▶ Exercise brief: Without the pictures, reproduce the records that follow exactly.

------------------------

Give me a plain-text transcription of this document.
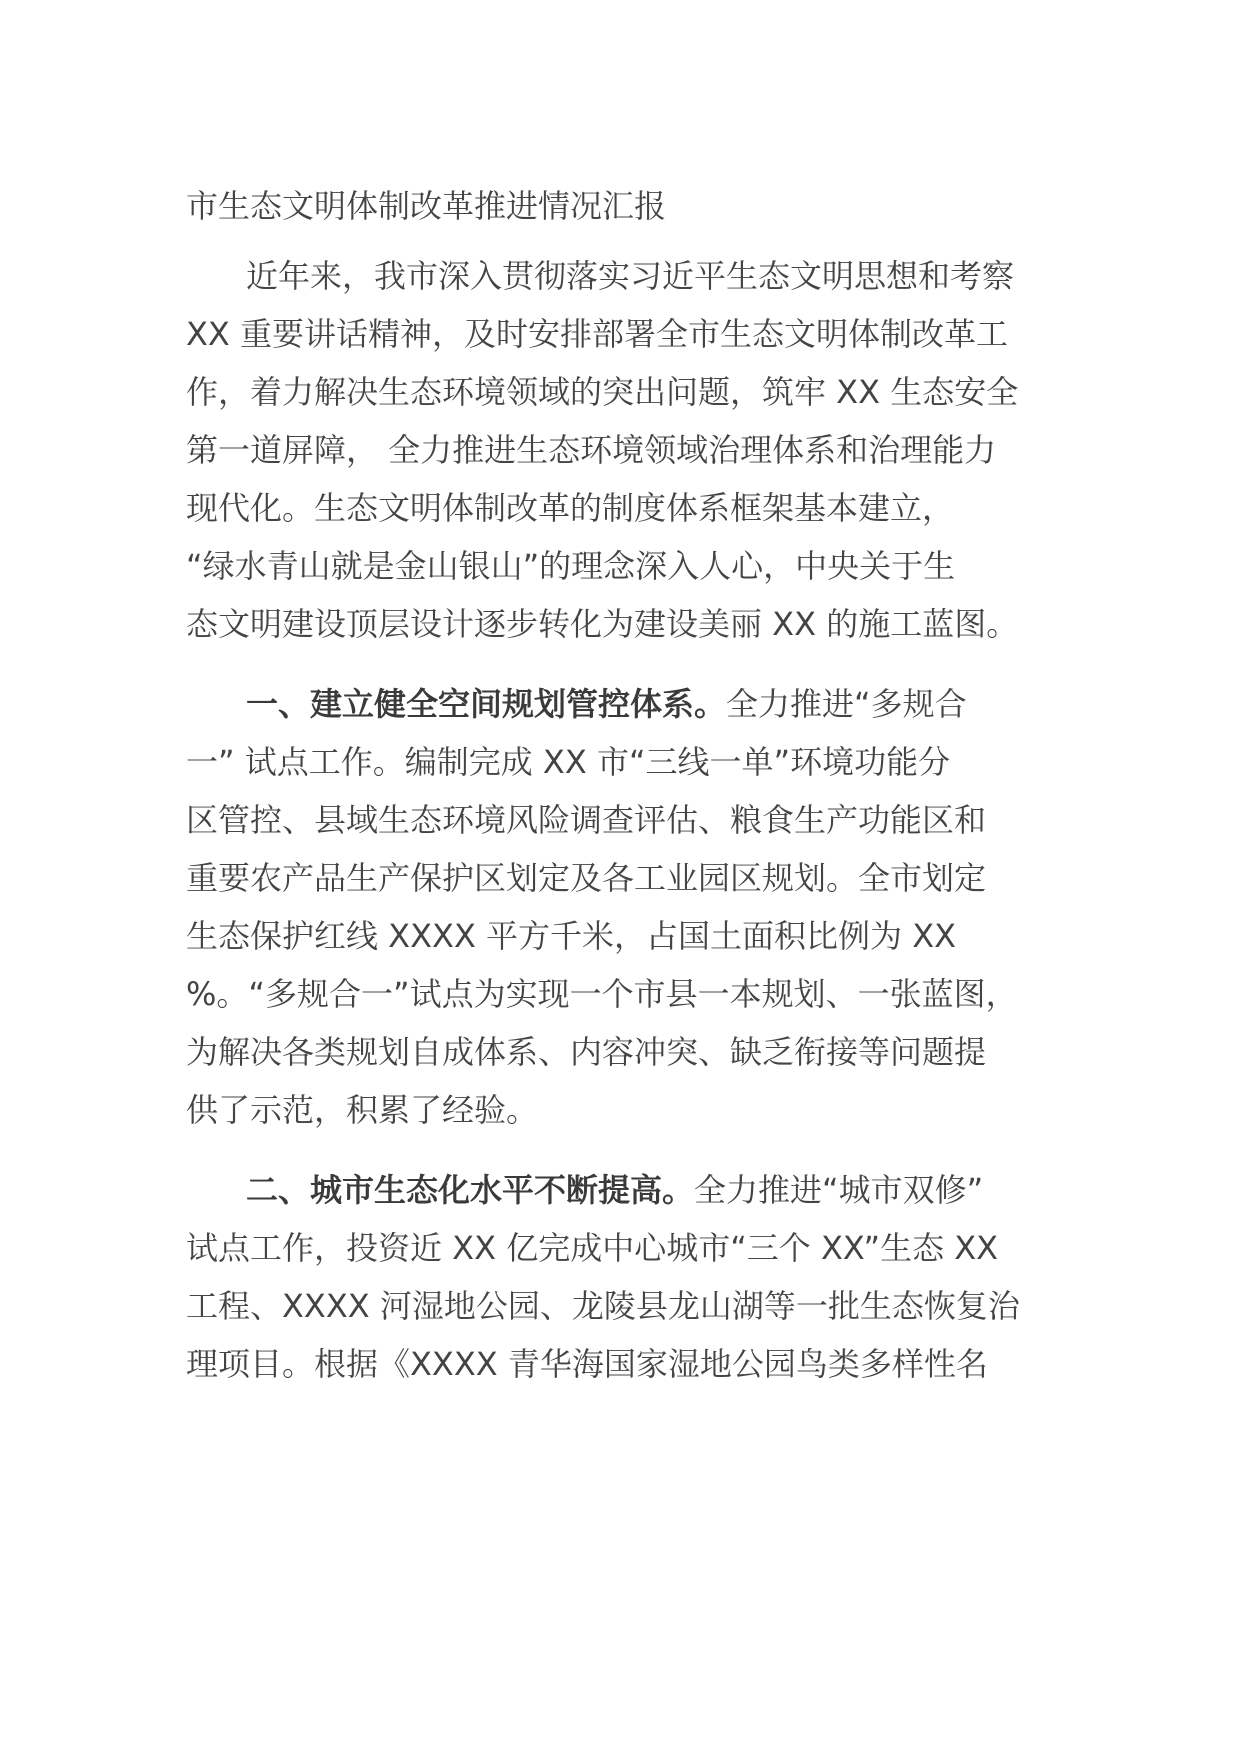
市生态文明体制改革推进情况汇报
近年来，我市深入贯彻落实习近平生态文明思想和考察
XX 重要讲话精神，及时安排部署全市生态文明体制改革工
作，着力解决生态环境领域的突出问题，筑牢 XX 生态安全
第一道屏障， 全力推进生态环境领域治理体系和治理能力
现代化。生态文明体制改革的制度体系框架基本建立，
“绿水青山就是金山银山”的理念深入人心，中央关于生
态文明建设顶层设计逐步转化为建设美丽 XX 的施工蓝图。
一、建立健全空间规划管控体系。全力推进“多规合
一” 试点工作。编制完成 XX 市“三线一单”环境功能分
区管控、县域生态环境风险调查评估、粮食生产功能区和
重要农产品生产保护区划定及各工业园区规划。全市划定
生态保护红线 XXXX 平方千米，占国土面积比例为 XX
%。“多规合一”试点为实现一个市县一本规划、一张蓝图，
为解决各类规划自成体系、内容冲突、缺乏衔接等问题提
供了示范，积累了经验。
二、城市生态化水平不断提高。全力推进“城市双修”
试点工作，投资近 XX 亿完成中心城市“三个 XX”生态 XX
工程、XXXX 河湿地公园、龙陵县龙山湖等一批生态恢复治
理项目。根据《XXXX 青华海国家湿地公园鸟类多样性名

------------------------

▶ Problem solution:
Give me a plain-text transcription of this document.
市生态文明体制改革推进情况汇报
近年来，我市深入贯彻落实习近平生态文明思想和考察
XX 重要讲话精神，及时安排部署全市生态文明体制改革工
作，着力解决生态环境领域的突出问题，筑牢 XX 生态安全
第一道屏障， 全力推进生态环境领域治理体系和治理能力
现代化。生态文明体制改革的制度体系框架基本建立，
“绿水青山就是金山银山”的理念深入人心，中央关于生
态文明建设顶层设计逐步转化为建设美丽 XX 的施工蓝图。
一、建立健全空间规划管控体系。全力推进“多规合
一” 试点工作。编制完成 XX 市“三线一单”环境功能分
区管控、县域生态环境风险调查评估、粮食生产功能区和
重要农产品生产保护区划定及各工业园区规划。全市划定
生态保护红线 XXXX 平方千米，占国土面积比例为 XX
%。“多规合一”试点为实现一个市县一本规划、一张蓝图，
为解决各类规划自成体系、内容冲突、缺乏衔接等问题提
供了示范，积累了经验。
二、城市生态化水平不断提高。全力推进“城市双修”
试点工作，投资近 XX 亿完成中心城市“三个 XX”生态 XX
工程、XXXX 河湿地公园、龙陵县龙山湖等一批生态恢复治
理项目。根据《XXXX 青华海国家湿地公园鸟类多样性名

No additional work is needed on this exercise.